··· Material supplied
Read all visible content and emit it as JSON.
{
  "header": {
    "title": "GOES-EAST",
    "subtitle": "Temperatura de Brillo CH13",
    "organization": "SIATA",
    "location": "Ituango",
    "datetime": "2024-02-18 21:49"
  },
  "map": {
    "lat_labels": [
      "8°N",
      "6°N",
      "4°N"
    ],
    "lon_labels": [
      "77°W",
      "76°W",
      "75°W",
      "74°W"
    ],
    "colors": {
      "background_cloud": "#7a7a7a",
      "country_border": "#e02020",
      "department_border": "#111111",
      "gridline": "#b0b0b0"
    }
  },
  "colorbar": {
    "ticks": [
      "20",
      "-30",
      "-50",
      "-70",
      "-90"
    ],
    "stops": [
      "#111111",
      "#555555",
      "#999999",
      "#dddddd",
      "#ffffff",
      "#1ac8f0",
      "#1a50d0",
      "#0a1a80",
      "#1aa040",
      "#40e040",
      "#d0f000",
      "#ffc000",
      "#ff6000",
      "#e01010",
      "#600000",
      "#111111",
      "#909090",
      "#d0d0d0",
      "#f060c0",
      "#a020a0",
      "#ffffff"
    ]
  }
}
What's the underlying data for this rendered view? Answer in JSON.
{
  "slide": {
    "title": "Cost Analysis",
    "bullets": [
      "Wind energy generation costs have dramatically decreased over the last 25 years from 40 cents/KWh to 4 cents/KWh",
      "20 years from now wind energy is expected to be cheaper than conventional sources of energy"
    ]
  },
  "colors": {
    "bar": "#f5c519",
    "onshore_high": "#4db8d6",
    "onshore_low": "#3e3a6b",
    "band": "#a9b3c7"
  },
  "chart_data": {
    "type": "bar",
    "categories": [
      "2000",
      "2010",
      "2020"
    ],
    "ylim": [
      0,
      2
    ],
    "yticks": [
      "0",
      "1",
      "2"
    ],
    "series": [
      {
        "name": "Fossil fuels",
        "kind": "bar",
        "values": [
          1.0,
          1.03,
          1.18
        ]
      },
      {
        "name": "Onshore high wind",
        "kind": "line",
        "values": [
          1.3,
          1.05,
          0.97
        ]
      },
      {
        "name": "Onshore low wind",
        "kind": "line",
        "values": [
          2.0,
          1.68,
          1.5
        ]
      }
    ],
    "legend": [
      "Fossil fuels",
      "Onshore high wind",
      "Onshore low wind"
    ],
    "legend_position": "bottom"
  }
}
······
__Task prompt__.
Everything from the line that contains "What's the underlying" through the end of the records must be duplicated exactly, and nothing outside that range.

__Completed task__.
What's the underlying data for this rendered view? Answer in JSON.
{
  "slide": {
    "title": "Cost Analysis",
    "bullets": [
      "Wind energy generation costs have dramatically decreased over the last 25 years from 40 cents/KWh to 4 cents/KWh",
      "20 years from now wind energy is expected to be cheaper than conventional sources of energy"
    ]
  },
  "colors": {
    "bar": "#f5c519",
    "onshore_high": "#4db8d6",
    "onshore_low": "#3e3a6b",
    "band": "#a9b3c7"
  },
  "chart_data": {
    "type": "bar",
    "categories": [
      "2000",
      "2010",
      "2020"
    ],
    "ylim": [
      0,
      2
    ],
    "yticks": [
      "0",
      "1",
      "2"
    ],
    "series": [
      {
        "name": "Fossil fuels",
        "kind": "bar",
        "values": [
          1.0,
          1.03,
          1.18
        ]
      },
      {
        "name": "Onshore high wind",
        "kind": "line",
        "values": [
          1.3,
          1.05,
          0.97
        ]
      },
      {
        "name": "Onshore low wind",
        "kind": "line",
        "values": [
          2.0,
          1.68,
          1.5
        ]
      }
    ],
    "legend": [
      "Fossil fuels",
      "Onshore high wind",
      "Onshore low wind"
    ],
    "legend_position": "bottom"
  }
}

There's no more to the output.